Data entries
◇ ◇ ◇ ◇ ◇

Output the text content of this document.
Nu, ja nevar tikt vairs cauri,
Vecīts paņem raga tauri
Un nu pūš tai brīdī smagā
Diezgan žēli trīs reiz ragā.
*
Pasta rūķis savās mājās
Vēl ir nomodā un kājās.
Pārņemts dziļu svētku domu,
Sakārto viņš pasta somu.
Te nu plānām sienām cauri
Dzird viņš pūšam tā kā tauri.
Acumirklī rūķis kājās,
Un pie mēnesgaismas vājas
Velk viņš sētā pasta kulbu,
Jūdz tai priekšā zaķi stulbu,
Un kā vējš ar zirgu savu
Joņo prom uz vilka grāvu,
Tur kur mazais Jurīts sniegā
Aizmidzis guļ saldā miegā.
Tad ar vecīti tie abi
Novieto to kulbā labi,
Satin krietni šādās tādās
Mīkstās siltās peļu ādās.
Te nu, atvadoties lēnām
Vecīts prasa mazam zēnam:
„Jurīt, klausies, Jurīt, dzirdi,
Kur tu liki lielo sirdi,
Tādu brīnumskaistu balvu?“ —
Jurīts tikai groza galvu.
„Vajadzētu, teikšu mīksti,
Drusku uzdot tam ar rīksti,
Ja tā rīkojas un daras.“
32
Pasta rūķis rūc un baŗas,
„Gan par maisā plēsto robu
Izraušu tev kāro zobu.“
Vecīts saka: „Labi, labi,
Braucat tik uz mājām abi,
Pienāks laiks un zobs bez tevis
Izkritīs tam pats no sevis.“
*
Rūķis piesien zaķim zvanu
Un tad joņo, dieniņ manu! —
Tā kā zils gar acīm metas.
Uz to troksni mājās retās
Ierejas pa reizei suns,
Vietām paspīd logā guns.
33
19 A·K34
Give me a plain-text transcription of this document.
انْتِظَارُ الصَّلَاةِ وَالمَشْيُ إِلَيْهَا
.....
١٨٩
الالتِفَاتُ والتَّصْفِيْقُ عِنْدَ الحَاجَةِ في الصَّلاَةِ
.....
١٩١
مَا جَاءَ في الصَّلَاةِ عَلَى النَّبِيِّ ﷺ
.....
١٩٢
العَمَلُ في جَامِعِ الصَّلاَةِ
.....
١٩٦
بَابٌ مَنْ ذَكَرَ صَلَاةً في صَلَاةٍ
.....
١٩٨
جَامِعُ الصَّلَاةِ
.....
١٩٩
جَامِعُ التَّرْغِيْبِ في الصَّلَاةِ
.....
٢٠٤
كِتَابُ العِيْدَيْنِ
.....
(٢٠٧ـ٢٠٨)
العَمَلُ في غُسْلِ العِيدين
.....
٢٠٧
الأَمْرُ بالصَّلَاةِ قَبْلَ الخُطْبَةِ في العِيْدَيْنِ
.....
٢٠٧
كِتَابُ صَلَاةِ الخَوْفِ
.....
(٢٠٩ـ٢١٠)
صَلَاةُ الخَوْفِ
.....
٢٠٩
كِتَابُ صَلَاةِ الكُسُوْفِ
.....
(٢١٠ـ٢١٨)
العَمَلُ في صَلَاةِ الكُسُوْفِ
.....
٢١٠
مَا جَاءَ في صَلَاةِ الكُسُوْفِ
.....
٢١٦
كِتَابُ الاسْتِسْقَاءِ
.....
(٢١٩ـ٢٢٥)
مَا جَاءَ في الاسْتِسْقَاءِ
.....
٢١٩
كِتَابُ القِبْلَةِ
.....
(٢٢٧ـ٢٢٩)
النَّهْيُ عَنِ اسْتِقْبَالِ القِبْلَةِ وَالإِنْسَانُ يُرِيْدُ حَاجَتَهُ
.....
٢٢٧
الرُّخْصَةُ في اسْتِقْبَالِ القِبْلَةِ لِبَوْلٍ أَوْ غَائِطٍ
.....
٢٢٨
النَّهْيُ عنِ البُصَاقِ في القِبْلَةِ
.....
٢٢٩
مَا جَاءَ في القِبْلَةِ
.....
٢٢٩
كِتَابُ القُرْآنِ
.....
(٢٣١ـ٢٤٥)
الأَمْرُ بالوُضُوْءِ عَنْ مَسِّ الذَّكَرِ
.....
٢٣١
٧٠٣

◇ ◇ ◇ ◇ ◇

From the data above, copy out every line with the string "text" in it.

Output the text content of this document.
Give me a plain-text transcription of this document.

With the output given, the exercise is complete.